— Start of PROVIDED MATERIAL —

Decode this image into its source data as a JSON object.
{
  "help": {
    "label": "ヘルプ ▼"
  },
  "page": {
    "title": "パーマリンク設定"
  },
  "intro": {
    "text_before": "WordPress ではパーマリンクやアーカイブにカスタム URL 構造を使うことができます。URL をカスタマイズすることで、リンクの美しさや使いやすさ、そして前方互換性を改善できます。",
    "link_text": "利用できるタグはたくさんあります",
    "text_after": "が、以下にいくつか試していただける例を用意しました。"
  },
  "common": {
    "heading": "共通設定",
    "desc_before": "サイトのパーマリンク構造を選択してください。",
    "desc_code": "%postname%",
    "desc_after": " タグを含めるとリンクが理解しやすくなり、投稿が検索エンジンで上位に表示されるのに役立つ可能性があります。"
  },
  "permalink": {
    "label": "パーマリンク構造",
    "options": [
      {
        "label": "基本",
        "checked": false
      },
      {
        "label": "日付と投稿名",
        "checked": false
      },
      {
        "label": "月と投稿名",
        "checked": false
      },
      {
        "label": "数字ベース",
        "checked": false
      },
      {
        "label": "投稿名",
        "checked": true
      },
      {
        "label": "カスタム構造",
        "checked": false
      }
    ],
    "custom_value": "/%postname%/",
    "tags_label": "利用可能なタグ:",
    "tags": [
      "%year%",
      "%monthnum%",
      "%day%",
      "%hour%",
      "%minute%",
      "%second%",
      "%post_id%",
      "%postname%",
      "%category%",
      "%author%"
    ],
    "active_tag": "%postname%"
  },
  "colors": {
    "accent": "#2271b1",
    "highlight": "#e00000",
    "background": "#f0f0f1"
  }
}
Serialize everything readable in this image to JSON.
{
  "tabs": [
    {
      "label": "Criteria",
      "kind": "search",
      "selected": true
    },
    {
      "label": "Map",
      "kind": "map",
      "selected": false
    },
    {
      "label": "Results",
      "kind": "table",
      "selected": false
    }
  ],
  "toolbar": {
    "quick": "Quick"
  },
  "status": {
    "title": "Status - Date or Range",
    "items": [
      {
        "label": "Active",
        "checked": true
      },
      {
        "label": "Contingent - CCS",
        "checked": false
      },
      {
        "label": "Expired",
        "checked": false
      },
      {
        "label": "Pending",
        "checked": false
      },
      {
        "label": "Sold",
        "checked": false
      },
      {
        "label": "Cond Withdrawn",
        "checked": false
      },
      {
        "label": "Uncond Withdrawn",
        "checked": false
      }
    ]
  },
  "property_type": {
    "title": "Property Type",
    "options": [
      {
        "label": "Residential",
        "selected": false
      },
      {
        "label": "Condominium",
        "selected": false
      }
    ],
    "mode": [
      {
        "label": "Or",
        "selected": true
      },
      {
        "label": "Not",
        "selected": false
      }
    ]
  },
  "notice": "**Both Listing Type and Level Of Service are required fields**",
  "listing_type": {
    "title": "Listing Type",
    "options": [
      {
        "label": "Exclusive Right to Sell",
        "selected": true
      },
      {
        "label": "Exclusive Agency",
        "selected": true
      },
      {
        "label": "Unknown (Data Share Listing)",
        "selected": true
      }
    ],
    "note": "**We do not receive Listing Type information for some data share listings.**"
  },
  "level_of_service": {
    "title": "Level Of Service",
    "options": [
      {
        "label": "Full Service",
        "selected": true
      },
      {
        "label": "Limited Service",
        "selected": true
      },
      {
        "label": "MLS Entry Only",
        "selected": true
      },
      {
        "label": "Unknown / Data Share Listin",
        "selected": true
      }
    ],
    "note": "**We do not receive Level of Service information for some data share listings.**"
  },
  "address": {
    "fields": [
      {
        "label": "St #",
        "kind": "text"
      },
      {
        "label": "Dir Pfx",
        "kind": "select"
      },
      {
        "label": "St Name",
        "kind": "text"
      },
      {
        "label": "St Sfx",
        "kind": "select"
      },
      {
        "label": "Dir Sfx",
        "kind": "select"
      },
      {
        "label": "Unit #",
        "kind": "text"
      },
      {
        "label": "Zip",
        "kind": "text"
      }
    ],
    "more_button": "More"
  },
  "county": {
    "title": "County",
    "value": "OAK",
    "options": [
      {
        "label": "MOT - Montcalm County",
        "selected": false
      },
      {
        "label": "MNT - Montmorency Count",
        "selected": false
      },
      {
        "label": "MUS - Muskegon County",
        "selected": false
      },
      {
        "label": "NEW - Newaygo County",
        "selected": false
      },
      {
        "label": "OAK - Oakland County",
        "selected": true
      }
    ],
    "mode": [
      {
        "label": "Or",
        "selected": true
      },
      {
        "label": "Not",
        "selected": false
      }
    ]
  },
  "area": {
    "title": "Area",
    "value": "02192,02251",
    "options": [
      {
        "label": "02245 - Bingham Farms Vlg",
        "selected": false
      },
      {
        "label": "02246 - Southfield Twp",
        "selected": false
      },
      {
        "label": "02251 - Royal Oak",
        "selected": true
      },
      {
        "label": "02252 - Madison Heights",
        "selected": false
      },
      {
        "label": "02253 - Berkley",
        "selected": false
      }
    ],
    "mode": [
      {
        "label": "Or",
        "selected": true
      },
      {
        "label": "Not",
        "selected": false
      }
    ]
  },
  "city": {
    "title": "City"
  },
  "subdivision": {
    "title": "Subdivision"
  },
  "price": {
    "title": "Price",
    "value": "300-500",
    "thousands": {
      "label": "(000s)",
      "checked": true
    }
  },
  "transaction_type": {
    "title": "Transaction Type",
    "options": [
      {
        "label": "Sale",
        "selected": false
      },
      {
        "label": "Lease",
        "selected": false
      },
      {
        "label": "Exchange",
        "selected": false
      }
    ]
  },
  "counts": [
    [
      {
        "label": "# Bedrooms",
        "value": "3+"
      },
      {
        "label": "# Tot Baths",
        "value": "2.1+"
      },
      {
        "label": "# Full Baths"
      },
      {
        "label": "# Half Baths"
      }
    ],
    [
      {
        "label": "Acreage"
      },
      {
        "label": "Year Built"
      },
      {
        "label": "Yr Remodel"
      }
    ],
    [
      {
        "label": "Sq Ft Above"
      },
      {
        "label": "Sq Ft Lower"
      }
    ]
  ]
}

— End of PROVIDED MATERIAL —

● **WRITTEN TASK**
Extract the complete listing above, reproducing each line exactly.

● **ANSWER BELOW**
Decode this image into its source data as a JSON object.
{
  "help": {
    "label": "ヘルプ ▼"
  },
  "page": {
    "title": "パーマリンク設定"
  },
  "intro": {
    "text_before": "WordPress ではパーマリンクやアーカイブにカスタム URL 構造を使うことができます。URL をカスタマイズすることで、リンクの美しさや使いやすさ、そして前方互換性を改善できます。",
    "link_text": "利用できるタグはたくさんあります",
    "text_after": "が、以下にいくつか試していただける例を用意しました。"
  },
  "common": {
    "heading": "共通設定",
    "desc_before": "サイトのパーマリンク構造を選択してください。",
    "desc_code": "%postname%",
    "desc_after": " タグを含めるとリンクが理解しやすくなり、投稿が検索エンジンで上位に表示されるのに役立つ可能性があります。"
  },
  "permalink": {
    "label": "パーマリンク構造",
    "options": [
      {
        "label": "基本",
        "checked": false
      },
      {
        "label": "日付と投稿名",
        "checked": false
      },
      {
        "label": "月と投稿名",
        "checked": false
      },
      {
        "label": "数字ベース",
        "checked": false
      },
      {
        "label": "投稿名",
        "checked": true
      },
      {
        "label": "カスタム構造",
        "checked": false
      }
    ],
    "custom_value": "/%postname%/",
    "tags_label": "利用可能なタグ:",
    "tags": [
      "%year%",
      "%monthnum%",
      "%day%",
      "%hour%",
      "%minute%",
      "%second%",
      "%post_id%",
      "%postname%",
      "%category%",
      "%author%"
    ],
    "active_tag": "%postname%"
  },
  "colors": {
    "accent": "#2271b1",
    "highlight": "#e00000",
    "background": "#f0f0f1"
  }
}
Serialize everything readable in this image to JSON.
{
  "tabs": [
    {
      "label": "Criteria",
      "kind": "search",
      "selected": true
    },
    {
      "label": "Map",
      "kind": "map",
      "selected": false
    },
    {
      "label": "Results",
      "kind": "table",
      "selected": false
    }
  ],
  "toolbar": {
    "quick": "Quick"
  },
  "status": {
    "title": "Status - Date or Range",
    "items": [
      {
        "label": "Active",
        "checked": true
      },
      {
        "label": "Contingent - CCS",
        "checked": false
      },
      {
        "label": "Expired",
        "checked": false
      },
      {
        "label": "Pending",
        "checked": false
      },
      {
        "label": "Sold",
        "checked": false
      },
      {
        "label": "Cond Withdrawn",
        "checked": false
      },
      {
        "label": "Uncond Withdrawn",
        "checked": false
      }
    ]
  },
  "property_type": {
    "title": "Property Type",
    "options": [
      {
        "label": "Residential",
        "selected": false
      },
      {
        "label": "Condominium",
        "selected": false
      }
    ],
    "mode": [
      {
        "label": "Or",
        "selected": true
      },
      {
        "label": "Not",
        "selected": false
      }
    ]
  },
  "notice": "**Both Listing Type and Level Of Service are required fields**",
  "listing_type": {
    "title": "Listing Type",
    "options": [
      {
        "label": "Exclusive Right to Sell",
        "selected": true
      },
      {
        "label": "Exclusive Agency",
        "selected": true
      },
      {
        "label": "Unknown (Data Share Listing)",
        "selected": true
      }
    ],
    "note": "**We do not receive Listing Type information for some data share listings.**"
  },
  "level_of_service": {
    "title": "Level Of Service",
    "options": [
      {
        "label": "Full Service",
        "selected": true
      },
      {
        "label": "Limited Service",
        "selected": true
      },
      {
        "label": "MLS Entry Only",
        "selected": true
      },
      {
        "label": "Unknown / Data Share Listin",
        "selected": true
      }
    ],
    "note": "**We do not receive Level of Service information for some data share listings.**"
  },
  "address": {
    "fields": [
      {
        "label": "St #",
        "kind": "text"
      },
      {
        "label": "Dir Pfx",
        "kind": "select"
      },
      {
        "label": "St Name",
        "kind": "text"
      },
      {
        "label": "St Sfx",
        "kind": "select"
      },
      {
        "label": "Dir Sfx",
        "kind": "select"
      },
      {
        "label": "Unit #",
        "kind": "text"
      },
      {
        "label": "Zip",
        "kind": "text"
      }
    ],
    "more_button": "More"
  },
  "county": {
    "title": "County",
    "value": "OAK",
    "options": [
      {
        "label": "MOT - Montcalm County",
        "selected": false
      },
      {
        "label": "MNT - Montmorency Count",
        "selected": false
      },
      {
        "label": "MUS - Muskegon County",
        "selected": false
      },
      {
        "label": "NEW - Newaygo County",
        "selected": false
      },
      {
        "label": "OAK - Oakland County",
        "selected": true
      }
    ],
    "mode": [
      {
        "label": "Or",
        "selected": true
      },
      {
        "label": "Not",
        "selected": false
      }
    ]
  },
  "area": {
    "title": "Area",
    "value": "02192,02251",
    "options": [
      {
        "label": "02245 - Bingham Farms Vlg",
        "selected": false
      },
      {
        "label": "02246 - Southfield Twp",
        "selected": false
      },
      {
        "label": "02251 - Royal Oak",
        "selected": true
      },
      {
        "label": "02252 - Madison Heights",
        "selected": false
      },
      {
        "label": "02253 - Berkley",
        "selected": false
      }
    ],
    "mode": [
      {
        "label": "Or",
        "selected": true
      },
      {
        "label": "Not",
        "selected": false
      }
    ]
  },
  "city": {
    "title": "City"
  },
  "subdivision": {
    "title": "Subdivision"
  },
  "price": {
    "title": "Price",
    "value": "300-500",
    "thousands": {
      "label": "(000s)",
      "checked": true
    }
  },
  "transaction_type": {
    "title": "Transaction Type",
    "options": [
      {
        "label": "Sale",
        "selected": false
      },
      {
        "label": "Lease",
        "selected": false
      },
      {
        "label": "Exchange",
        "selected": false
      }
    ]
  },
  "counts": [
    [
      {
        "label": "# Bedrooms",
        "value": "3+"
      },
      {
        "label": "# Tot Baths",
        "value": "2.1+"
      },
      {
        "label": "# Full Baths"
      },
      {
        "label": "# Half Baths"
      }
    ],
    [
      {
        "label": "Acreage"
      },
      {
        "label": "Year Built"
      },
      {
        "label": "Yr Remodel"
      }
    ],
    [
      {
        "label": "Sq Ft Above"
      },
      {
        "label": "Sq Ft Lower"
      }
    ]
  ]
}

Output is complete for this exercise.